Problem to work on
Without changing a character, return the entries, but not the images they hold.

— START OF Data in this exercise —

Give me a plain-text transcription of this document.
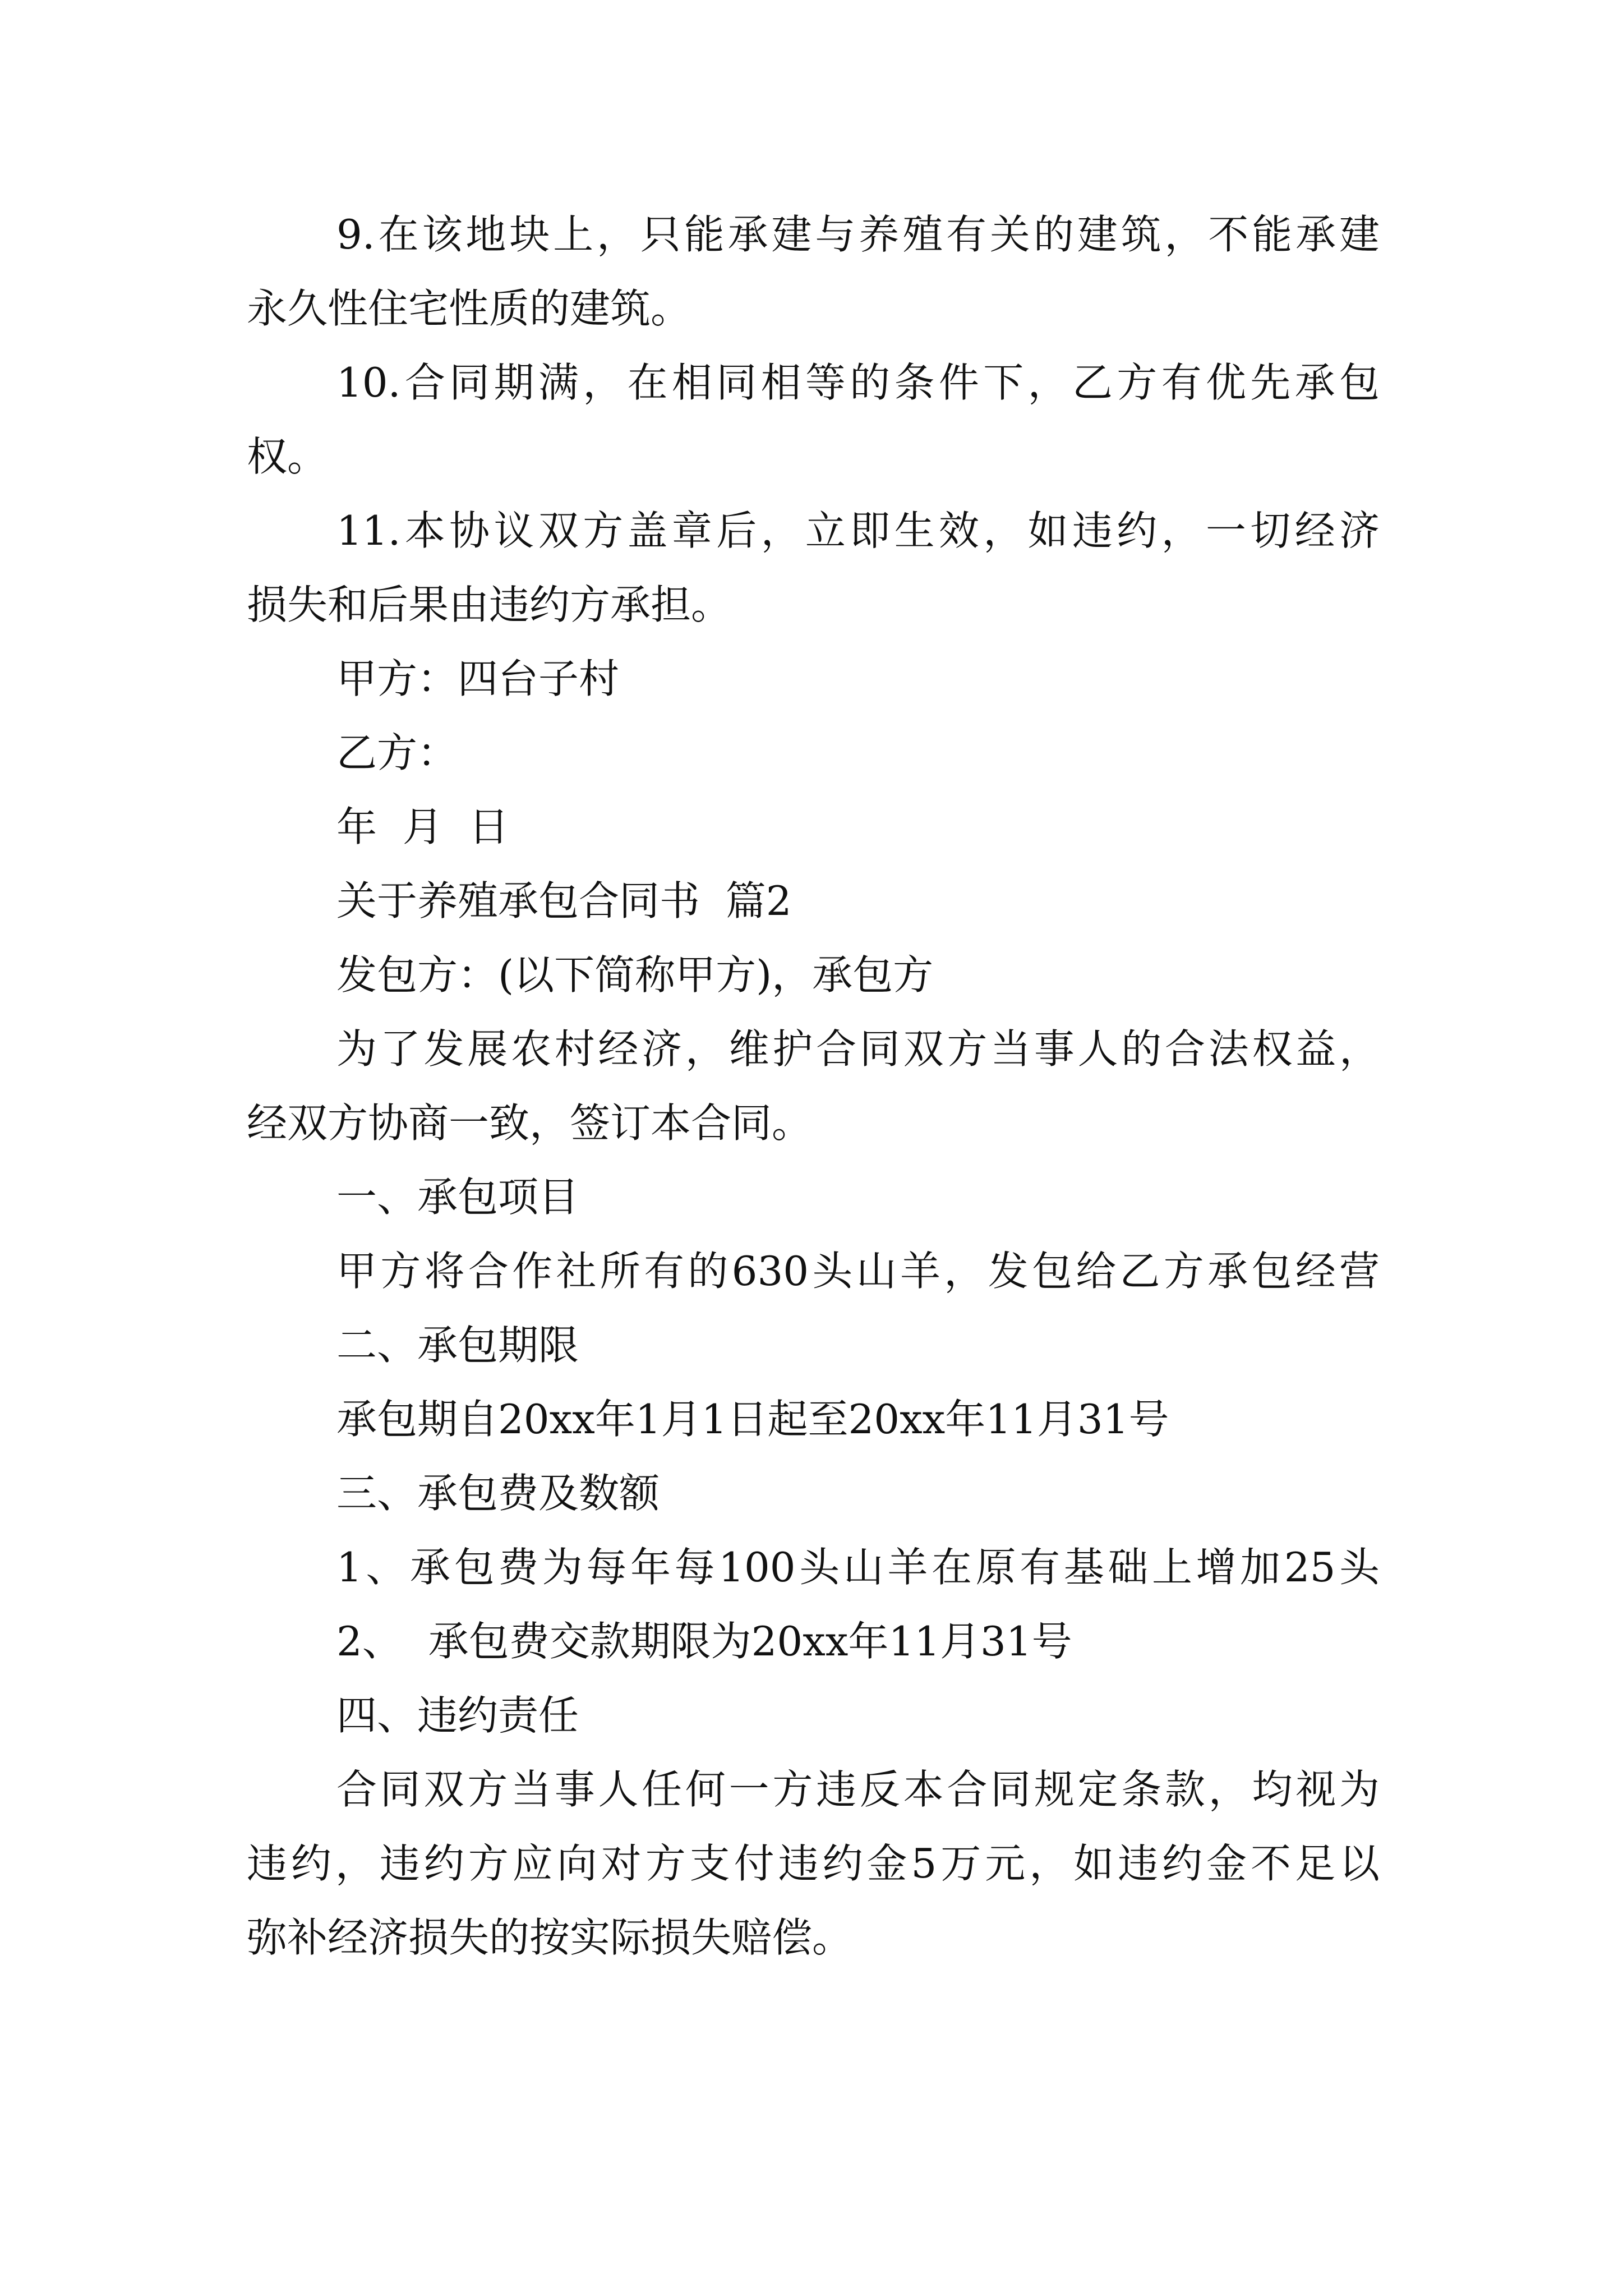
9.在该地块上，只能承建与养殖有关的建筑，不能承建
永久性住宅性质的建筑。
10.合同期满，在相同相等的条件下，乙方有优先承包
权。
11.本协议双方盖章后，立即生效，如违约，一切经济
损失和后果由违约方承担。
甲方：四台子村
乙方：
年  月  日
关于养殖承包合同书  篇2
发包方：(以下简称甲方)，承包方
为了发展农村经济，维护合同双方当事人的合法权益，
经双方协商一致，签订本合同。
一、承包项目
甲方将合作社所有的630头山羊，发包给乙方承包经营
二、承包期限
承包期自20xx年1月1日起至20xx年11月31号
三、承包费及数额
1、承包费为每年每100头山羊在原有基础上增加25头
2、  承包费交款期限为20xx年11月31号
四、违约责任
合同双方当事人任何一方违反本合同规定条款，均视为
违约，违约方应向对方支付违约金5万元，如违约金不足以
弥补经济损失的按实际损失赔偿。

— END OF Data in this exercise —

Response below
Give me a plain-text transcription of this document.
9.在该地块上，只能承建与养殖有关的建筑，不能承建
永久性住宅性质的建筑。
10.合同期满，在相同相等的条件下，乙方有优先承包
权。
11.本协议双方盖章后，立即生效，如违约，一切经济
损失和后果由违约方承担。
甲方：四台子村
乙方：
年  月  日
关于养殖承包合同书  篇2
发包方：(以下简称甲方)，承包方
为了发展农村经济，维护合同双方当事人的合法权益，
经双方协商一致，签订本合同。
一、承包项目
甲方将合作社所有的630头山羊，发包给乙方承包经营
二、承包期限
承包期自20xx年1月1日起至20xx年11月31号
三、承包费及数额
1、承包费为每年每100头山羊在原有基础上增加25头
2、  承包费交款期限为20xx年11月31号
四、违约责任
合同双方当事人任何一方违反本合同规定条款，均视为
违约，违约方应向对方支付违约金5万元，如违约金不足以
弥补经济损失的按实际损失赔偿。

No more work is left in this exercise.